## STATED GOAL
Note how many lines hold the string "июня" and give that number without any other words.

## DATA
start

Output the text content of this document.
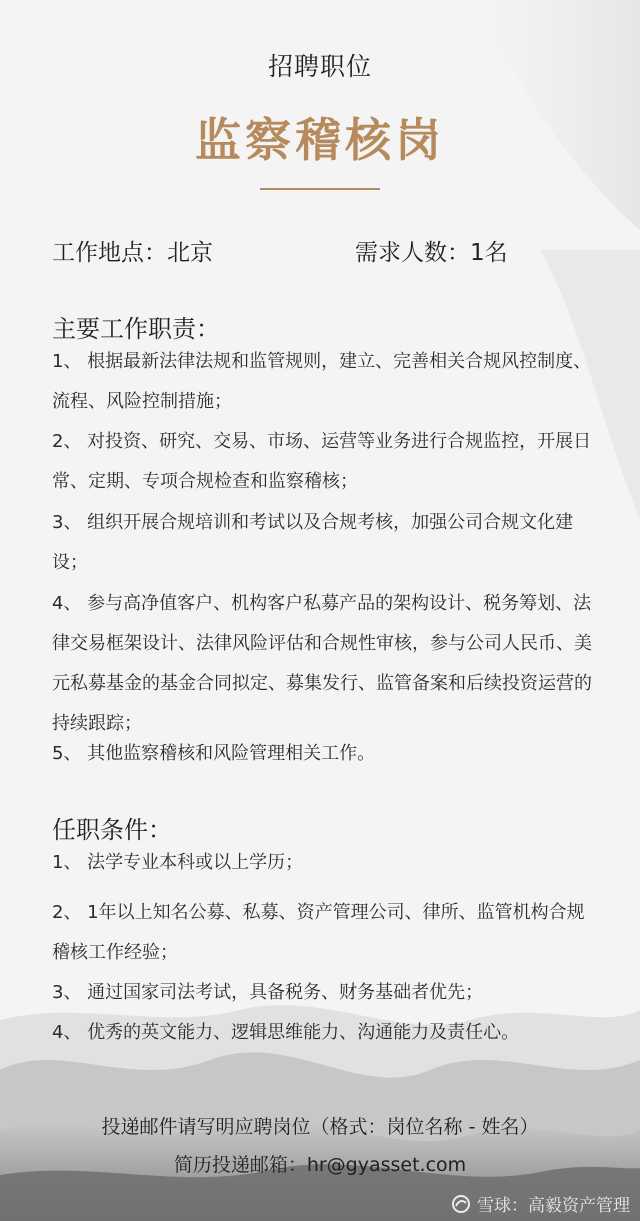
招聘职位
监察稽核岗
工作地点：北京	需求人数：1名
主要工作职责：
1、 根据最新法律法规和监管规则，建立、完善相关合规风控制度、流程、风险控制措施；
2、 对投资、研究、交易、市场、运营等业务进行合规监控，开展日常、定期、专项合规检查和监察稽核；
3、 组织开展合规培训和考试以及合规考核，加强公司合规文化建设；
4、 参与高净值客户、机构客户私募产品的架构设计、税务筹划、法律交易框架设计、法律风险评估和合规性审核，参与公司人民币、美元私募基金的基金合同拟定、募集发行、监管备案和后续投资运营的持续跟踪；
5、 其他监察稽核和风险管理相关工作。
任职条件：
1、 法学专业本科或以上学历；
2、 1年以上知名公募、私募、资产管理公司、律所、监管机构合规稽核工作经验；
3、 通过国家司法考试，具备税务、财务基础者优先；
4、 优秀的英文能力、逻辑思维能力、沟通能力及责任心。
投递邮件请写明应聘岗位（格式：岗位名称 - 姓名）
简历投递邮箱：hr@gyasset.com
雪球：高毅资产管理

end
start

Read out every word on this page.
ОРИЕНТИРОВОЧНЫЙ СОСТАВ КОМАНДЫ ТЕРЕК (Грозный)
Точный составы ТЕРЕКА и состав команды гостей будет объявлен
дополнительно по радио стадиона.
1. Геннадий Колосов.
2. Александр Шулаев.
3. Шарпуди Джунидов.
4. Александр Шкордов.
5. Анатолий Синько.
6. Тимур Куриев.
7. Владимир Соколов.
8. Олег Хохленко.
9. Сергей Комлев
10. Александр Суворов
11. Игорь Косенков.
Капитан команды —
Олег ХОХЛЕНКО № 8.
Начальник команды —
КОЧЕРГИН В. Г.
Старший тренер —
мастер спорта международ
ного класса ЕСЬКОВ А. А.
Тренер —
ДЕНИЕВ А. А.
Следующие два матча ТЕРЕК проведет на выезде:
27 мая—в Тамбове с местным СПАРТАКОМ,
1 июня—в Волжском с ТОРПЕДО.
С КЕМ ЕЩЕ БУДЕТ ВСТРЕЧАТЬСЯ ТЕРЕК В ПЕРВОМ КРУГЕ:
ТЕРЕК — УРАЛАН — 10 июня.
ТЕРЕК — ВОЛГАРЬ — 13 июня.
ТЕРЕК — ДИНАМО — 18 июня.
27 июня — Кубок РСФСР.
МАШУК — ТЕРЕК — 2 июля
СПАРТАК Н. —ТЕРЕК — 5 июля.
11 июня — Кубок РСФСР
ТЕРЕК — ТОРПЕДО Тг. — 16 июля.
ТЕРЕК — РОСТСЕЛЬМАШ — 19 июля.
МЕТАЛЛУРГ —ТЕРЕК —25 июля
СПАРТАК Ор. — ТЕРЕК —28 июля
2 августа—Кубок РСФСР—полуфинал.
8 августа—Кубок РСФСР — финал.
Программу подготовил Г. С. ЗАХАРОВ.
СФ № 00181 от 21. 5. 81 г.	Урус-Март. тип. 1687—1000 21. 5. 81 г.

end
start

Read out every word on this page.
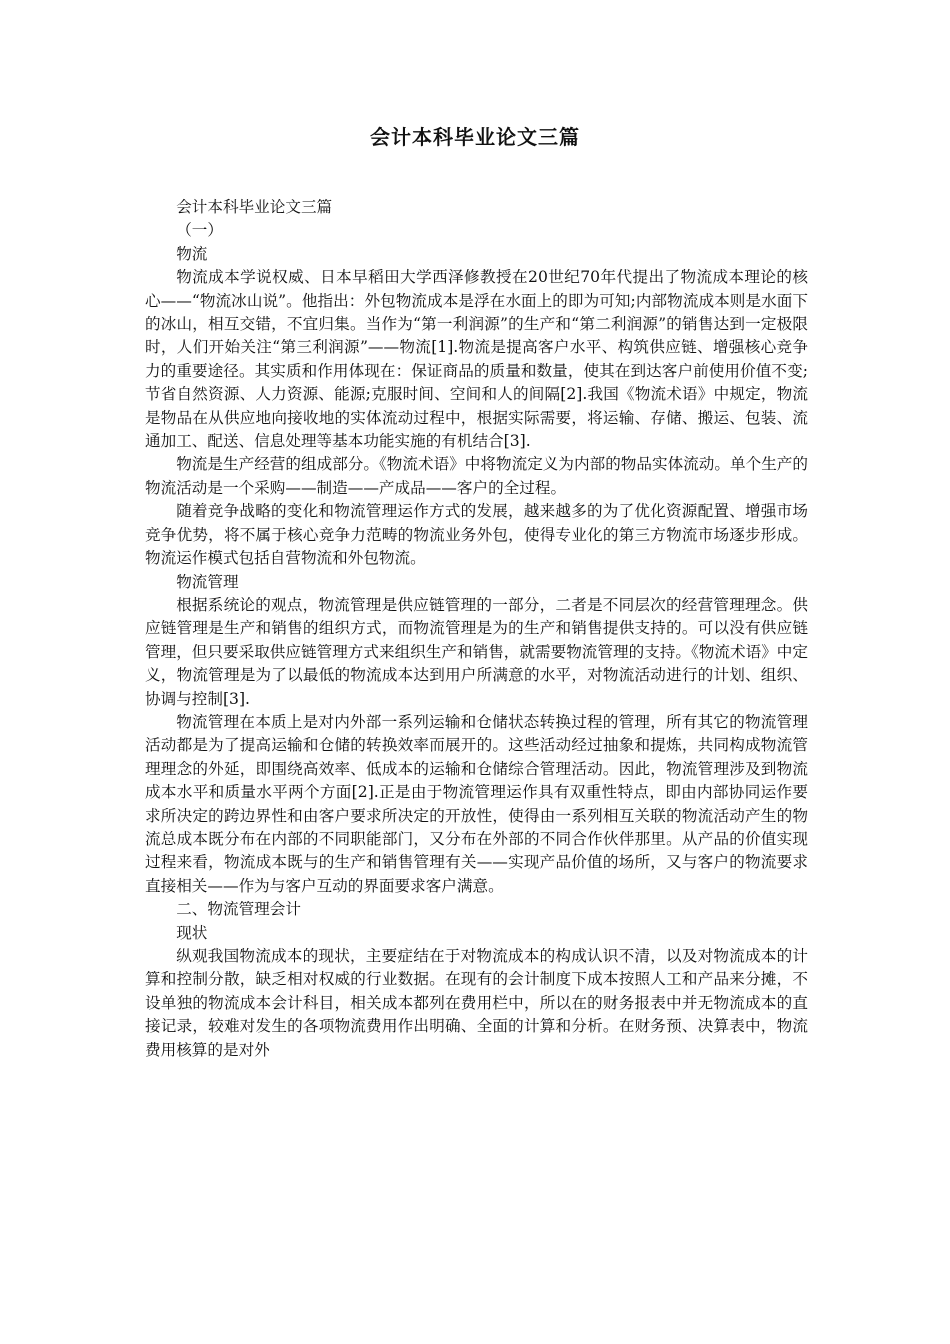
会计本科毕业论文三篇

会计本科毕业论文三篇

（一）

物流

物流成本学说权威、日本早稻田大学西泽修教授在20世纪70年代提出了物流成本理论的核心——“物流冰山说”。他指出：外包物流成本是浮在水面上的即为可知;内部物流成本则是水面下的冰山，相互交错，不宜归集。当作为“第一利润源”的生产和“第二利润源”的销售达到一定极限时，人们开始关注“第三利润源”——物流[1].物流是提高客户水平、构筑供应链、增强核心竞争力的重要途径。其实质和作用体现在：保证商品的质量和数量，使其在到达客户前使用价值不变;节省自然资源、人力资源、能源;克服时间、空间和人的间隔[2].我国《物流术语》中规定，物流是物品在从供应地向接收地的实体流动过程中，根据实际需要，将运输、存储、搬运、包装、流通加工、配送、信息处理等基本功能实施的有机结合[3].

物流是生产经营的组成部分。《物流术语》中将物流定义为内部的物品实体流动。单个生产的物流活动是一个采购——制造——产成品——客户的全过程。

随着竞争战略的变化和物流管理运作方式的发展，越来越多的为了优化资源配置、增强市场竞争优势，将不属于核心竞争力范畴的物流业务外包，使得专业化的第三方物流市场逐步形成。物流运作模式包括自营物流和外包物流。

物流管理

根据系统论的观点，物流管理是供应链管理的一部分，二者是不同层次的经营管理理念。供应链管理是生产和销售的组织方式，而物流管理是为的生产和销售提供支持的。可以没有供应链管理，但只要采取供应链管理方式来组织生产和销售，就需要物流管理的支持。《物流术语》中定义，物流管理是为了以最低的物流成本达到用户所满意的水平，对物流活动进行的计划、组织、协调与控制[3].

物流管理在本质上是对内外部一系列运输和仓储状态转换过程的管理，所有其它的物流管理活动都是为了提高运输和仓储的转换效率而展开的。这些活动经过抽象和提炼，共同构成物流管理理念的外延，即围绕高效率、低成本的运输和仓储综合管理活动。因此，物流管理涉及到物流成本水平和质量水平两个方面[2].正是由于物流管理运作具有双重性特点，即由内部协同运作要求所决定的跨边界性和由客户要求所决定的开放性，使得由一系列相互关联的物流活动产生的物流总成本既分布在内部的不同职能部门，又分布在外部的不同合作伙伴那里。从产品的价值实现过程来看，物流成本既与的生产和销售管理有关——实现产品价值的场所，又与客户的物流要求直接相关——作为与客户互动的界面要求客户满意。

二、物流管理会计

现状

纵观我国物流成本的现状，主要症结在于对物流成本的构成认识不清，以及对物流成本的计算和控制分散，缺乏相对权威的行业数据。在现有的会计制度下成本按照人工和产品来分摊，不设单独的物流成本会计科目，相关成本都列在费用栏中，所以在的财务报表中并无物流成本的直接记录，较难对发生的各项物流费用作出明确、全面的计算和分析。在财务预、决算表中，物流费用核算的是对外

end

## FINAL RESULT
6